DIRECTIONS FOR THIS TASK> Provide only the number of lines in the data below that contain the string "JSON".

DATA LINES>
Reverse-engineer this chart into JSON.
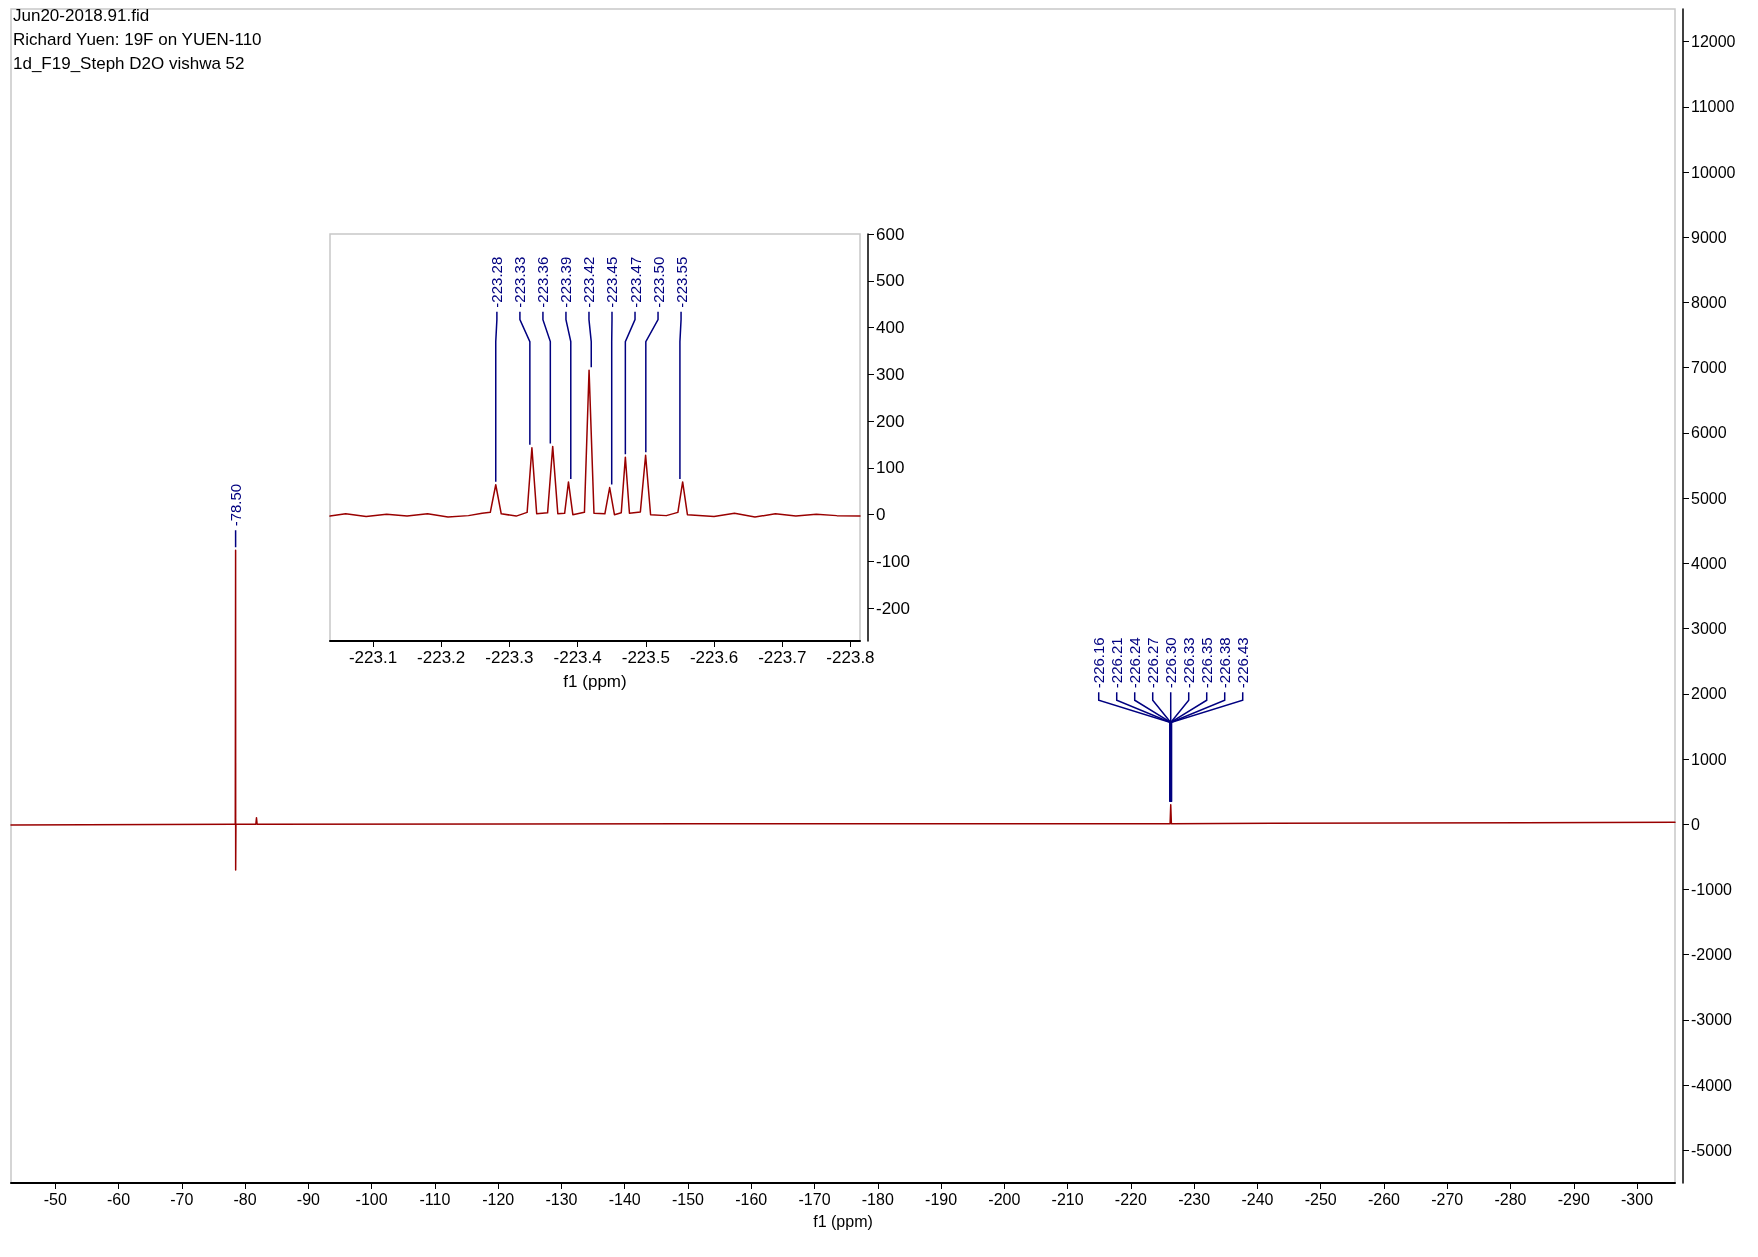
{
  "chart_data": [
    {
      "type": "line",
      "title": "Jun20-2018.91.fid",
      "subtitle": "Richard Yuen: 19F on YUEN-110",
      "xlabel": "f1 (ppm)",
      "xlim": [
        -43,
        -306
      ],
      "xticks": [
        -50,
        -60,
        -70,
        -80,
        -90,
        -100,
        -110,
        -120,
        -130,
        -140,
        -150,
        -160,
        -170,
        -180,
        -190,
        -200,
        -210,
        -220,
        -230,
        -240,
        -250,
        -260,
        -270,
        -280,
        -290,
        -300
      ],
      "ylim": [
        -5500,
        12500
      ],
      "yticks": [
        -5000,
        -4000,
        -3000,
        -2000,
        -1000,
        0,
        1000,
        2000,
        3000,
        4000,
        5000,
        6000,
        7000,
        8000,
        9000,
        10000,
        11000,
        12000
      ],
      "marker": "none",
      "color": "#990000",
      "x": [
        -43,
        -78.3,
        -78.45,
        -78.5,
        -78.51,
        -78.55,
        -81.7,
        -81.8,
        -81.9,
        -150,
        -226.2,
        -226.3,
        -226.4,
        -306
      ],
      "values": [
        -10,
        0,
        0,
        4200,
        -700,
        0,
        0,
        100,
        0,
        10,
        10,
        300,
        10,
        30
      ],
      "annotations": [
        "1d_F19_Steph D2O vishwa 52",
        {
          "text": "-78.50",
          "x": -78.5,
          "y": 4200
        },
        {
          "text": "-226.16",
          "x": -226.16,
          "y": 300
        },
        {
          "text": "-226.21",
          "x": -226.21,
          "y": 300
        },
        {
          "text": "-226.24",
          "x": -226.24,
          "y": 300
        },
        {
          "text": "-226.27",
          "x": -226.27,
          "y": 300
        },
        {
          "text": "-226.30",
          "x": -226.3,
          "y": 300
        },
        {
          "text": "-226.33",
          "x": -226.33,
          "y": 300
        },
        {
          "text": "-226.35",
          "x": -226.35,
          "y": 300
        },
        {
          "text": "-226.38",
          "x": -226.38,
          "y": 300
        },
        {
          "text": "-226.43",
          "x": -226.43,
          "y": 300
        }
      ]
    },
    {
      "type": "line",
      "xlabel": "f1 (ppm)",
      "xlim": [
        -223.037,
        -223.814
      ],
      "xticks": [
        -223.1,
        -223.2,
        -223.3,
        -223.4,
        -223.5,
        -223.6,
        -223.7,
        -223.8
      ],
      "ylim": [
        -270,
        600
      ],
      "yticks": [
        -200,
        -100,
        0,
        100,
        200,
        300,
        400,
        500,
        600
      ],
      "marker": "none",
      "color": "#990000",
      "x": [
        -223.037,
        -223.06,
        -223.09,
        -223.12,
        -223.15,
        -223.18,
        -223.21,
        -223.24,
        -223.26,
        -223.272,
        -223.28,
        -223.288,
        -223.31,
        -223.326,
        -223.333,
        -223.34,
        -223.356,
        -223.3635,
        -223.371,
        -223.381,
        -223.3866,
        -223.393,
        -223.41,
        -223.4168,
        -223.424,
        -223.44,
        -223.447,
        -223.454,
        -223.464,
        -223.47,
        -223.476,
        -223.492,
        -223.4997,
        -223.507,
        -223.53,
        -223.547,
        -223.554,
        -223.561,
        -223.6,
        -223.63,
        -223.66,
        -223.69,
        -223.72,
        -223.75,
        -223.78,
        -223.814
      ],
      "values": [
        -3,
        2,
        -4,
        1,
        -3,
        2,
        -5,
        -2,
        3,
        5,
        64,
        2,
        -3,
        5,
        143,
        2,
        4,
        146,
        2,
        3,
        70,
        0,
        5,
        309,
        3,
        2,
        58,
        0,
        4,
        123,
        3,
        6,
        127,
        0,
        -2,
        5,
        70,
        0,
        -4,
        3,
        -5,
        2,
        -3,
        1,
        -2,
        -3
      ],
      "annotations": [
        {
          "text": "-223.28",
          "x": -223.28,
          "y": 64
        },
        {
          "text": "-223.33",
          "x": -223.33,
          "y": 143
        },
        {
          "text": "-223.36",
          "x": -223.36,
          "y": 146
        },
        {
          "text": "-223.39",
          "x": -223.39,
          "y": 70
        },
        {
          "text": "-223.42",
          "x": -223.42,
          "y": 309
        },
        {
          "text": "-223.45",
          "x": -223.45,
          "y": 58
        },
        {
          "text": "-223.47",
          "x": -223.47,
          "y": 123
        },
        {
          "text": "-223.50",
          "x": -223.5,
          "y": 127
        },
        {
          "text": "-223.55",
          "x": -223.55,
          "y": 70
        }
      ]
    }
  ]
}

==

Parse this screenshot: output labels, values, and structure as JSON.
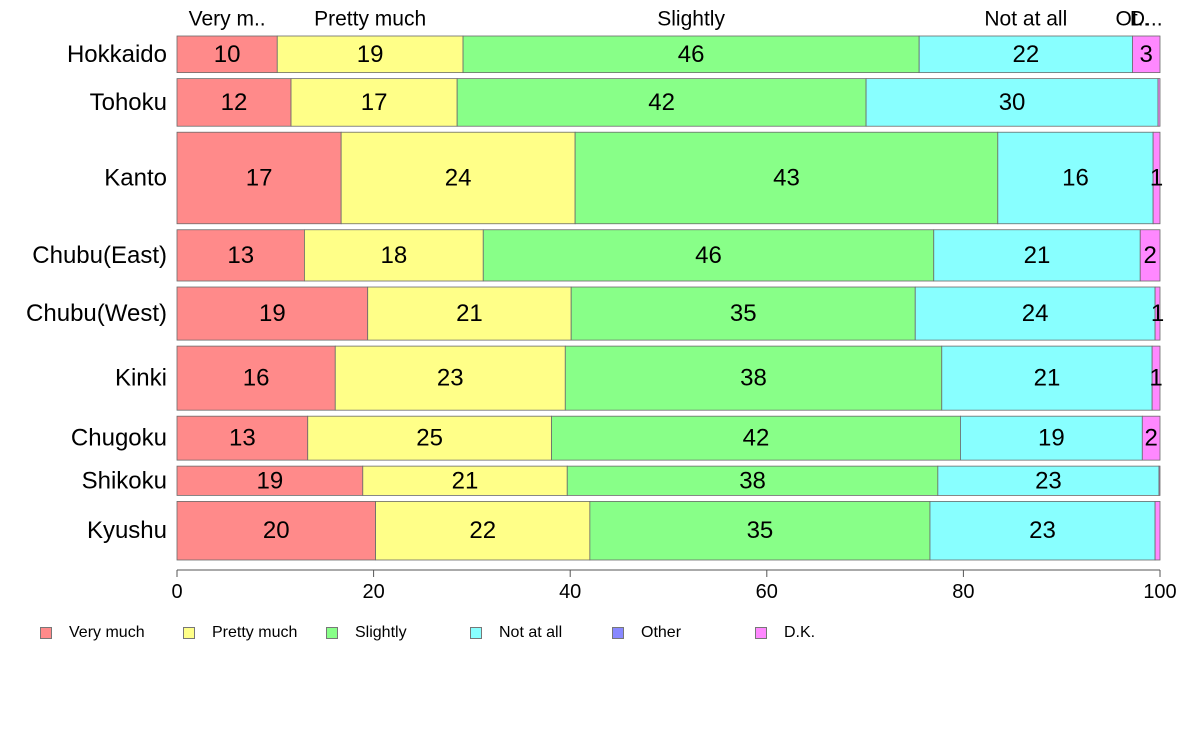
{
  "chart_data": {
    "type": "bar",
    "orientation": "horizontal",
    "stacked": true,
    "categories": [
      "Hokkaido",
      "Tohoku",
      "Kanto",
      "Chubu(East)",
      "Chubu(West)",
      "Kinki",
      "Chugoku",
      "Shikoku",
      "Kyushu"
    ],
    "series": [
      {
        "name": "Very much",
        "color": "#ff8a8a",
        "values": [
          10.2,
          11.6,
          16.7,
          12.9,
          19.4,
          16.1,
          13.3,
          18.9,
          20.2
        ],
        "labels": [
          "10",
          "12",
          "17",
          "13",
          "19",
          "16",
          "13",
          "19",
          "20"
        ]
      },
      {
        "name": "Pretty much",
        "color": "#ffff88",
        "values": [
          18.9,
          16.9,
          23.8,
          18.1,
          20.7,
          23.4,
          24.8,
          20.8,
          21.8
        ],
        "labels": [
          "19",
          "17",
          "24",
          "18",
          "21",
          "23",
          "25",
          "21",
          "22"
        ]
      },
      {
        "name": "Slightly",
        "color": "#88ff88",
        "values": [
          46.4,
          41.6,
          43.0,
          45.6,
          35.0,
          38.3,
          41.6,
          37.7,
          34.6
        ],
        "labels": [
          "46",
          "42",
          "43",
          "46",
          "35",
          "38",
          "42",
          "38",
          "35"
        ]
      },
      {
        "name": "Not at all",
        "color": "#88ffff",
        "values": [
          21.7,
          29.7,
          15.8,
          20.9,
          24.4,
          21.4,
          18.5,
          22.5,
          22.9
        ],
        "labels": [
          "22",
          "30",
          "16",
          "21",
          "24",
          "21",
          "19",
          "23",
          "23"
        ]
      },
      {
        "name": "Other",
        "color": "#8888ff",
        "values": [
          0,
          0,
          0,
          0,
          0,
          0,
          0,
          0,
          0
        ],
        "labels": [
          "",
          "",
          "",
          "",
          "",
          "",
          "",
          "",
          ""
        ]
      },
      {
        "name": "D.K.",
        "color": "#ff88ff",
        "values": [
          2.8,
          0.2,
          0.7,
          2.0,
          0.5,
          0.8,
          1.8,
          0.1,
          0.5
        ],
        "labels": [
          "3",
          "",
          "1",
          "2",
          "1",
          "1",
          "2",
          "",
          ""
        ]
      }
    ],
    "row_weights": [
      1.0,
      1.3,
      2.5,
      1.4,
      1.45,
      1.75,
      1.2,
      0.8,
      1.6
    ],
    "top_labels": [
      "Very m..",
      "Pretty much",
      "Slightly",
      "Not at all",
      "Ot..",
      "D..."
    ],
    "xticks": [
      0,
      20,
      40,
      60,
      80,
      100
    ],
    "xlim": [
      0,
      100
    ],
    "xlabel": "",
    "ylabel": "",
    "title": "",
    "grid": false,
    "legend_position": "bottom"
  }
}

ANSWER TO THE PROBLEM> 2